We delivered good growth in recurring revenues, in line with our strategy.  We continue to drive significant change through the business, which is delivering results in the face of continued macroeconomic headwinds.  We are encouraged by our performance, which we expect to sustain for the remainder of the year, and we remain confident that we will deliver on our strategic and financial goals.

 

 

Guy Berruyer

Chief Executive Officer

 

Chief Finance Officer's Review                                    

 

Revenue

Revenue for the first half was £708.1m, which increased 6% compared to the prior period (H1 2012: £665.7m*).  Organic# revenue grew by 3% compared to the prior period.

 

Total recurring revenue was £495.2m (H1 2012: £446.2m*) which grew organically# by 6%, benefiting from growth in premium support contract upselling and renewals, software subscriptions and payment services.  Recurring revenue includes stand-alone support, combined software and maintenance and support, software and support paid for on a subscription basis and payment services.

 

Total revenue for software and software-related services ("SSRS") was £212.9m (H1 2012: £219.5m*), which contracted organically# by 3%.  Most of this contraction was attributable to weak market conditions in Continental Europe, particularly in France and Spain.  The contraction also reflects the continued transition to recurring revenue, particularly in North America.  We continue to see good growth in SSRS revenues where market conditions are supportive, as illustrated by the UK, with legislative change driving payroll and training revenue, and with Sage ERP X3.  SSRS revenue includes stand-alone software licence sales (including new licences, upgrades and migrations) and professional services, training and business forms. 

 

Organic revenue# growth was 3%, compared to 2% in the prior period.  North America's stronger performance in the second half of 2012 was sustained into the first half of 2013, as was the continued strong performance in AAMEA.  Europe continues to be impacted by a weak economic environment, although the UK delivered good growth which was supported by legislative change.  Whilst our business in Brazil is not yet included in organic growth under Sage's well established reporting methodology, the business delivered good growth notwithstanding a slowdown in the Brazilian economy.

 

Profitability

EBITA increased by 7% to £190.9m (H1 2012: £179.1m) with the Group's EBITA margin maintained at 27% (H1 2012: 27%).  We have maintained a disciplined approach to investing in our business during the period, and have benefited from the restructuring steps we took in Spain last year.  We have directed additional resources into our best growth opportunities, which include Sage One, Sage ERP X3 and payment services.

* **DATA EXTRACT**
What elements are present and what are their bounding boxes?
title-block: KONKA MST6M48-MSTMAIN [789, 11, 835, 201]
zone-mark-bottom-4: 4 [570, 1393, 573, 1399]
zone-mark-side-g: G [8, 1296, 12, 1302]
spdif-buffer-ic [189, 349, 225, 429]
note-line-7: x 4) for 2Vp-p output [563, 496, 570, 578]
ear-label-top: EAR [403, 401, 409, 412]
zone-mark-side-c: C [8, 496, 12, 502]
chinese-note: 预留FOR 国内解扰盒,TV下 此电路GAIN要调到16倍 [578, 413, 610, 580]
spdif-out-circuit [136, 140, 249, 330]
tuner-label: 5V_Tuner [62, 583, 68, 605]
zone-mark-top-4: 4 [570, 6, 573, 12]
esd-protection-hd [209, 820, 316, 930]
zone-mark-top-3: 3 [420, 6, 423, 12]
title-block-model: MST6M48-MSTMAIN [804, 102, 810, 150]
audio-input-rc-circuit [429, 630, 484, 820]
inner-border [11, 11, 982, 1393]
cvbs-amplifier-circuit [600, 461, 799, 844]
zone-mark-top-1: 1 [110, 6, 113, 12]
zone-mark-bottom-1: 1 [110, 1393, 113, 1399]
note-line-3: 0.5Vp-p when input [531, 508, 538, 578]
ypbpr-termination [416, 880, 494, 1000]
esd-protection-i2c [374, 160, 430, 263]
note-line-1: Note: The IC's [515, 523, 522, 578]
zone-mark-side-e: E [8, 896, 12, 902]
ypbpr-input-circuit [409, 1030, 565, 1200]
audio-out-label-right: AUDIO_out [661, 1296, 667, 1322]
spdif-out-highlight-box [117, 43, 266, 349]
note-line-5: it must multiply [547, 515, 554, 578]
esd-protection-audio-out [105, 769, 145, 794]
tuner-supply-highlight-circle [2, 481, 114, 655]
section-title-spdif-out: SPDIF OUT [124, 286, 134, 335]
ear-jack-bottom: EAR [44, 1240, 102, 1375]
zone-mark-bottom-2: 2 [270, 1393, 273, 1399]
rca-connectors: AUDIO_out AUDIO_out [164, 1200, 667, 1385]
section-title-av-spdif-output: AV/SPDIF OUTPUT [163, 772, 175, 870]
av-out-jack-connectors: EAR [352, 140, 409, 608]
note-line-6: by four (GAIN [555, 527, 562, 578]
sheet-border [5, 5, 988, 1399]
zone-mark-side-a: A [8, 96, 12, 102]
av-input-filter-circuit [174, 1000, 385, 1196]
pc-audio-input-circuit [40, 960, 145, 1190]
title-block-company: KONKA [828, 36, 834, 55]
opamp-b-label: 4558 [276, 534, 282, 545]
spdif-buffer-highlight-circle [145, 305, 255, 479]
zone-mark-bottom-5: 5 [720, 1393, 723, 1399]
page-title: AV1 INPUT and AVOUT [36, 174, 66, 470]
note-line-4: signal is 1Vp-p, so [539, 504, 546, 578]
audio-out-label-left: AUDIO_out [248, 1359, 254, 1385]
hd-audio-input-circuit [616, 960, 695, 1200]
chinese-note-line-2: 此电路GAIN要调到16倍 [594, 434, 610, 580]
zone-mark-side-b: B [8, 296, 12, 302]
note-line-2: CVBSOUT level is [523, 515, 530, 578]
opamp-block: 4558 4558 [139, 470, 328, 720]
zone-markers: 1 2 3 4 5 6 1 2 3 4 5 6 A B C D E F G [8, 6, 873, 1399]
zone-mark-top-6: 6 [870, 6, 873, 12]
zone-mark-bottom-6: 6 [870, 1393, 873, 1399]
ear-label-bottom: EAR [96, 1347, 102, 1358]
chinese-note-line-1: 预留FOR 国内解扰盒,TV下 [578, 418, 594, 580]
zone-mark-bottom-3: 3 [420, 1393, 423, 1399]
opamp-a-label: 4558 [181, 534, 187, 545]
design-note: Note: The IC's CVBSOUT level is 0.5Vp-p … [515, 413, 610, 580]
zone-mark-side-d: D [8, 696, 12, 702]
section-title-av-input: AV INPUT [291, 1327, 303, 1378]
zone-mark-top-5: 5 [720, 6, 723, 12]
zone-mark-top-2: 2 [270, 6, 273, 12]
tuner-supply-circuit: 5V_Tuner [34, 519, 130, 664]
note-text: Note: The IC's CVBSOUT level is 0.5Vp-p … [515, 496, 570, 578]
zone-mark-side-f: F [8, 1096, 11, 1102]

* **TASKS FOR THIS EXERCISE**
1. According to the results extract, what was total recurring revenue for the first half?
2. Reproduce the passage of the results extract starting at "Revenue for the" and ending at "basis and payment services.".
3. For each statement, say whether the results extract supports it, answering yes or no and quoting the deciding words: (a) The Group's EBITA margin rose to 30% in the first half. (b) Organic revenue grew by 3% compared to the prior period. (c) The business in Brazil is included in organic growth.
Work from the results extract alone; the rows are not a source for any answer.

* **LIST OF SOLUTIONS**
1. £495.2m

2.
Revenue for the first half was £708.1m, which increased 6% compared to the prior period (H1 2012: £665.7m*).  Organic# revenue grew by 3% compared to the prior period.

 

Total recurring revenue was £495.2m (H1 2012: £446.2m*) which grew organically# by 6%, benefiting from growth in premium support contract upselling and renewals, software subscriptions and payment services.  Recurring revenue includes stand-alone support, combined software and maintenance and support, software and support paid for on a subscription basis and payment services.

3.
(a) No: "with the Group's EBITA margin maintained at 27% (H1 2012: 27%)"
(b) Yes: "Organic# revenue grew by 3% compared to the prior period."
(c) No: "Whilst our business in Brazil is not yet included in organic growth"